▶ _Task objective_
From the listing below, pick out each line with the word "comes".

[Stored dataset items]
[Start]

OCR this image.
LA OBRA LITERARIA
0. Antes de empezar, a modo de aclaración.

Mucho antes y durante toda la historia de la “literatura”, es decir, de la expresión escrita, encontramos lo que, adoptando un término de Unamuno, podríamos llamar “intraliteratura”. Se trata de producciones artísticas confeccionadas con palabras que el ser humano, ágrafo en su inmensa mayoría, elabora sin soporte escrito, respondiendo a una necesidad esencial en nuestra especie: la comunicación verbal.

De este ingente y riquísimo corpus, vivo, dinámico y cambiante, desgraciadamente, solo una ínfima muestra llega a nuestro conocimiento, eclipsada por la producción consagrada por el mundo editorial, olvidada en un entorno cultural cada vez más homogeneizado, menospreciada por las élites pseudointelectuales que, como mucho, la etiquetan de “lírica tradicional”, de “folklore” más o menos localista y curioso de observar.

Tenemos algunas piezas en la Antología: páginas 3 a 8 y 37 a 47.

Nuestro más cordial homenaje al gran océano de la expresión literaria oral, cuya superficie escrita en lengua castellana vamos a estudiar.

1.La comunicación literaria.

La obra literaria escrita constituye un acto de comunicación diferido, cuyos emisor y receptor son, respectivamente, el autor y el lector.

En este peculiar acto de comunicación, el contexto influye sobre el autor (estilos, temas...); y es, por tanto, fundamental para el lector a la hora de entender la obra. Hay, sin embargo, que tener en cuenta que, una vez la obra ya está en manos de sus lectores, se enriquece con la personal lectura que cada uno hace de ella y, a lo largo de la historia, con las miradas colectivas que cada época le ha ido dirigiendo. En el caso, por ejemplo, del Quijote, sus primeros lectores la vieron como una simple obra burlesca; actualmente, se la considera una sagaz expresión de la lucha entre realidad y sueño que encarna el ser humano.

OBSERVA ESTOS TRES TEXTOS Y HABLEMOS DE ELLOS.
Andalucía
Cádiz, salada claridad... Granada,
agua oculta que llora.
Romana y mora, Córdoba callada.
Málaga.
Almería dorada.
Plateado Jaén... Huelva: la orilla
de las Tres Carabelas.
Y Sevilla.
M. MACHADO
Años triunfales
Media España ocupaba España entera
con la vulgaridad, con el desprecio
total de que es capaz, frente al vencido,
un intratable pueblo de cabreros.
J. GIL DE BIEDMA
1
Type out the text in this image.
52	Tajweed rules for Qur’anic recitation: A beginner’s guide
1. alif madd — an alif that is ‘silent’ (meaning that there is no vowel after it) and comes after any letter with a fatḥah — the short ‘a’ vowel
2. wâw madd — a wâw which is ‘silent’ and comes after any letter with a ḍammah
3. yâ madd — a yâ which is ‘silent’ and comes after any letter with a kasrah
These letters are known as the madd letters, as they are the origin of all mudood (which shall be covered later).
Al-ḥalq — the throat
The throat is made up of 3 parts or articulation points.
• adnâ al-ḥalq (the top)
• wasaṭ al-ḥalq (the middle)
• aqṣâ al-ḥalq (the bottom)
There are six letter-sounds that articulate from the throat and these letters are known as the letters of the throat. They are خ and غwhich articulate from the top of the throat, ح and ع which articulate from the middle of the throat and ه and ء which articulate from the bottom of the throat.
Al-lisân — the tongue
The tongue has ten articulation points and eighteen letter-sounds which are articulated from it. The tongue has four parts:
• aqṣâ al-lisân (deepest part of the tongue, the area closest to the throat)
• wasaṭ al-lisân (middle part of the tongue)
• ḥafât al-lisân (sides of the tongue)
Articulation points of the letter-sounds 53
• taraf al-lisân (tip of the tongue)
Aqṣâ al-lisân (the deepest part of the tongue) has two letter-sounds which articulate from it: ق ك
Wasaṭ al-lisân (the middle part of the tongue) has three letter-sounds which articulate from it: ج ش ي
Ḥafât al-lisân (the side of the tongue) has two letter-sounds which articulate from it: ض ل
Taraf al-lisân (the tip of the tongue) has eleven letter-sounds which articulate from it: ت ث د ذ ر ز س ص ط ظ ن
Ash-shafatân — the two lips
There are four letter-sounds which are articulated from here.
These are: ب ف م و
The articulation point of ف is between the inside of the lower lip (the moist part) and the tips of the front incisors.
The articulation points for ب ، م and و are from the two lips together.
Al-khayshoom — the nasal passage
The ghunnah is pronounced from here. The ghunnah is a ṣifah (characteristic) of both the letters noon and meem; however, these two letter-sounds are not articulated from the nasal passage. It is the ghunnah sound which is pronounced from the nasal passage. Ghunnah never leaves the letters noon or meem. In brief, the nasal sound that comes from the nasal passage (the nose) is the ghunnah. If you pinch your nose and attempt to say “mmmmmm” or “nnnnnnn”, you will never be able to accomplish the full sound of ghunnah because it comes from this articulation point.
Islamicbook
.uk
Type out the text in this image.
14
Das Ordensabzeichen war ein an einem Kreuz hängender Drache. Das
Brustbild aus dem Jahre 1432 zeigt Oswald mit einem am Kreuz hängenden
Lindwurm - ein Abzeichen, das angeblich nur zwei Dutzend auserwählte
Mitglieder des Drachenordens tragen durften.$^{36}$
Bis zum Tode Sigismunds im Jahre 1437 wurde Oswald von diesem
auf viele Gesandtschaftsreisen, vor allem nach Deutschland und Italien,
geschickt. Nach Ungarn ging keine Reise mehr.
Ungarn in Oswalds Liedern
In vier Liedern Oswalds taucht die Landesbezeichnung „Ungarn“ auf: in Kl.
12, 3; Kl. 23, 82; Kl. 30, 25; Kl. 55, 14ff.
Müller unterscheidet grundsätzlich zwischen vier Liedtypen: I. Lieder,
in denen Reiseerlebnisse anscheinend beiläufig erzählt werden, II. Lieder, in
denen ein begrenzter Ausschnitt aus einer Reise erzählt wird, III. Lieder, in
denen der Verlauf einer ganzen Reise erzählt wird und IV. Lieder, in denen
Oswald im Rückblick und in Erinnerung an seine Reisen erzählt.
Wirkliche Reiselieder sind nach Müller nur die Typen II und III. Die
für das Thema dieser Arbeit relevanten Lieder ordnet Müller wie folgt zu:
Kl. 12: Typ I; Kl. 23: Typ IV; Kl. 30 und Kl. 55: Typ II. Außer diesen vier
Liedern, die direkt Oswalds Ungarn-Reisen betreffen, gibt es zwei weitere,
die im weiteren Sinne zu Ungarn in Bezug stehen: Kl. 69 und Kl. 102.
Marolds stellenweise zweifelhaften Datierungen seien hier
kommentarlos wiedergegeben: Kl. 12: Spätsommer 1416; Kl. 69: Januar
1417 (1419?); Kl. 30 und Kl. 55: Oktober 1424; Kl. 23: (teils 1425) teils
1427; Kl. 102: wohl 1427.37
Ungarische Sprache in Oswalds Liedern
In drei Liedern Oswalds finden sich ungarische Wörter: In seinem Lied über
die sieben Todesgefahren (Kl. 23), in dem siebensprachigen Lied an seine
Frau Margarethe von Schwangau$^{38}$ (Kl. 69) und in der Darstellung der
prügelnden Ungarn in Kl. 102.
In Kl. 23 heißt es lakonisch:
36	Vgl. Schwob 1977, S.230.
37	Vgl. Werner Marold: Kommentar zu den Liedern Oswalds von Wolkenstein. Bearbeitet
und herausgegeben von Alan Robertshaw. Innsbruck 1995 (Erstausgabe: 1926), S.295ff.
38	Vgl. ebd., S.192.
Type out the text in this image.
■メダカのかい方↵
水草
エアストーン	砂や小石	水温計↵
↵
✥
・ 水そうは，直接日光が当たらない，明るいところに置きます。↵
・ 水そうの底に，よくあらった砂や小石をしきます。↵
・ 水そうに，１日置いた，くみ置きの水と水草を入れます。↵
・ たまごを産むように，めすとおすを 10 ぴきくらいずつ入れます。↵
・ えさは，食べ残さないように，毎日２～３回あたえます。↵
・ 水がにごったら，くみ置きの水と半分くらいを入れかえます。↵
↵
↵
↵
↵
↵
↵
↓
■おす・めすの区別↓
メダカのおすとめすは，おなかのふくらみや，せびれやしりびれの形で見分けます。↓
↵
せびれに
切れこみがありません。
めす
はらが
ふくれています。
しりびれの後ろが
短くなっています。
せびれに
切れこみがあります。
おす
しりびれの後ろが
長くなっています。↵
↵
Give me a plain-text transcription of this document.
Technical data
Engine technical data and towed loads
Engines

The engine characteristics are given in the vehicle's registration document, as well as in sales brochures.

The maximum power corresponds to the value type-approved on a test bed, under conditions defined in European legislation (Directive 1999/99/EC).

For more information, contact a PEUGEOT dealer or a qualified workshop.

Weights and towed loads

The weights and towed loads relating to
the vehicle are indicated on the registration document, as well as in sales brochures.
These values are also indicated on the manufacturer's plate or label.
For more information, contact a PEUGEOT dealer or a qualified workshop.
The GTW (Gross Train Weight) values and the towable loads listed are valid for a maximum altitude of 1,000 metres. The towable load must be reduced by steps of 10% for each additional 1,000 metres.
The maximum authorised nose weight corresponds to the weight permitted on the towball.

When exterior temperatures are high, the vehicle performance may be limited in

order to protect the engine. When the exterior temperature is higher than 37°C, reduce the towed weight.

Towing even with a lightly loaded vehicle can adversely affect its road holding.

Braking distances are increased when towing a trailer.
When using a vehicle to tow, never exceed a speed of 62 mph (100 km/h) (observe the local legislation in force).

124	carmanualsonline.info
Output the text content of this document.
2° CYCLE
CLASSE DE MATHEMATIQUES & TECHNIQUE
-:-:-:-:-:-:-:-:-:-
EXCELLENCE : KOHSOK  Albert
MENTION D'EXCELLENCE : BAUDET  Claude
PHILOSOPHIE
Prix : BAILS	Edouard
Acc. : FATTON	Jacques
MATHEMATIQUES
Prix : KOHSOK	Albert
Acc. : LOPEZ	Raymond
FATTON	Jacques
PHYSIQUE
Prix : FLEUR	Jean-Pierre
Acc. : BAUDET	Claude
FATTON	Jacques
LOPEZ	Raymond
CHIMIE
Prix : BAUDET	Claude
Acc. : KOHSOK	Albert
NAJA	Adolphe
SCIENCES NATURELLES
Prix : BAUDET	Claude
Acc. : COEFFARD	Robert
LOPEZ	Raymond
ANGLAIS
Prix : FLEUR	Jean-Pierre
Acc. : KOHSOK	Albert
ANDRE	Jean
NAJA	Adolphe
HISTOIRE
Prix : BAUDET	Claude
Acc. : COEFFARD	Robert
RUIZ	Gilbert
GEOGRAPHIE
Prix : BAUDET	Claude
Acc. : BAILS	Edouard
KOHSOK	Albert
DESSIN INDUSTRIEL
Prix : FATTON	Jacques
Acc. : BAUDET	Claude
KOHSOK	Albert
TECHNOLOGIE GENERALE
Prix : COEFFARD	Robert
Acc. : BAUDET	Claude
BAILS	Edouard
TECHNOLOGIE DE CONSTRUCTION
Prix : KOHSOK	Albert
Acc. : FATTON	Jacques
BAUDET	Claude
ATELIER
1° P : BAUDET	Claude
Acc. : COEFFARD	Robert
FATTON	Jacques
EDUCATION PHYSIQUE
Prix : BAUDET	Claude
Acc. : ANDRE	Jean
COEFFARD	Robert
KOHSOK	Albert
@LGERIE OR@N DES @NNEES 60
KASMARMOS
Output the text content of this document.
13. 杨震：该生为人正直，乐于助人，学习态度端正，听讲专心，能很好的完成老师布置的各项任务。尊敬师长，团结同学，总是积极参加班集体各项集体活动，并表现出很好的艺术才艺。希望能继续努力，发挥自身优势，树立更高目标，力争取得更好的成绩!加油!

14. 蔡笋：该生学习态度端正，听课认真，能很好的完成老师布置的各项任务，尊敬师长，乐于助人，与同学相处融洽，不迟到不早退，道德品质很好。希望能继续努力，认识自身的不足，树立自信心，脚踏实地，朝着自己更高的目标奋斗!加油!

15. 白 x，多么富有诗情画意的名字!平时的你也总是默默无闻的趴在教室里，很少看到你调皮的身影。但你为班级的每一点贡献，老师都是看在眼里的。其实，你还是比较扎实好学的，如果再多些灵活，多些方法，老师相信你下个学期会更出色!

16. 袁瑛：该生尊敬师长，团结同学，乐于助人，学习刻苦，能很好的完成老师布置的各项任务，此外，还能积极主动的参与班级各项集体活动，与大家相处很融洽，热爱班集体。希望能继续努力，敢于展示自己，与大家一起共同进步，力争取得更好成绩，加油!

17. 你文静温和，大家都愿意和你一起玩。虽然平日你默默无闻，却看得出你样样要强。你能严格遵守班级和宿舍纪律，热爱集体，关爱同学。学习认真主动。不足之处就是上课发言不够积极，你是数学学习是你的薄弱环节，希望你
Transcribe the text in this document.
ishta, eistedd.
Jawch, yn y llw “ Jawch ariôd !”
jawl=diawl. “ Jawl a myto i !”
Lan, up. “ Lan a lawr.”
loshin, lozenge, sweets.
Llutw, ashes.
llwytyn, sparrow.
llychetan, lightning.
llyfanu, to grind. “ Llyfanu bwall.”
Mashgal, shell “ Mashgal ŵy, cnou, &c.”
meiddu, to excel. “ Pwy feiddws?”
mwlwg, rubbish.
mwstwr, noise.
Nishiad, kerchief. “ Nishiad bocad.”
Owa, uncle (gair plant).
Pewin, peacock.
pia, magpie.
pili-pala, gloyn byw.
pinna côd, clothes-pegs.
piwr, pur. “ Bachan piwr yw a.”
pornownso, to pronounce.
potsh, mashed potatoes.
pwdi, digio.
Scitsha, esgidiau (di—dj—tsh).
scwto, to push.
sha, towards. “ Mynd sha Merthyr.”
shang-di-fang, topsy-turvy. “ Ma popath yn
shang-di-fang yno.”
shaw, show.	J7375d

[End]

▶ _Exercise response_
1. alif madd — an alif that is ‘silent’ (meaning that there is no vowel after it) and comes after any letter with a fatḥah — the short ‘a’ vowel
2. wâw madd — a wâw which is ‘silent’ and comes after any letter with a ḍammah
3. yâ madd — a yâ which is ‘silent’ and comes after any letter with a kasrah
The ghunnah is pronounced from here. The ghunnah is a ṣifah (characteristic) of both the letters noon and meem; however, these two letter-sounds are not articulated from the nasal passage. It is the ghunnah sound which is pronounced from the nasal passage. Ghunnah never leaves the letters noon or meem. In brief, the nasal sound that comes from the nasal passage (the nose) is the ghunnah. If you pinch your nose and attempt to say “mmmmmm” or “nnnnnnn”, you will never be able to accomplish the full sound of ghunnah because it comes from this articulation point.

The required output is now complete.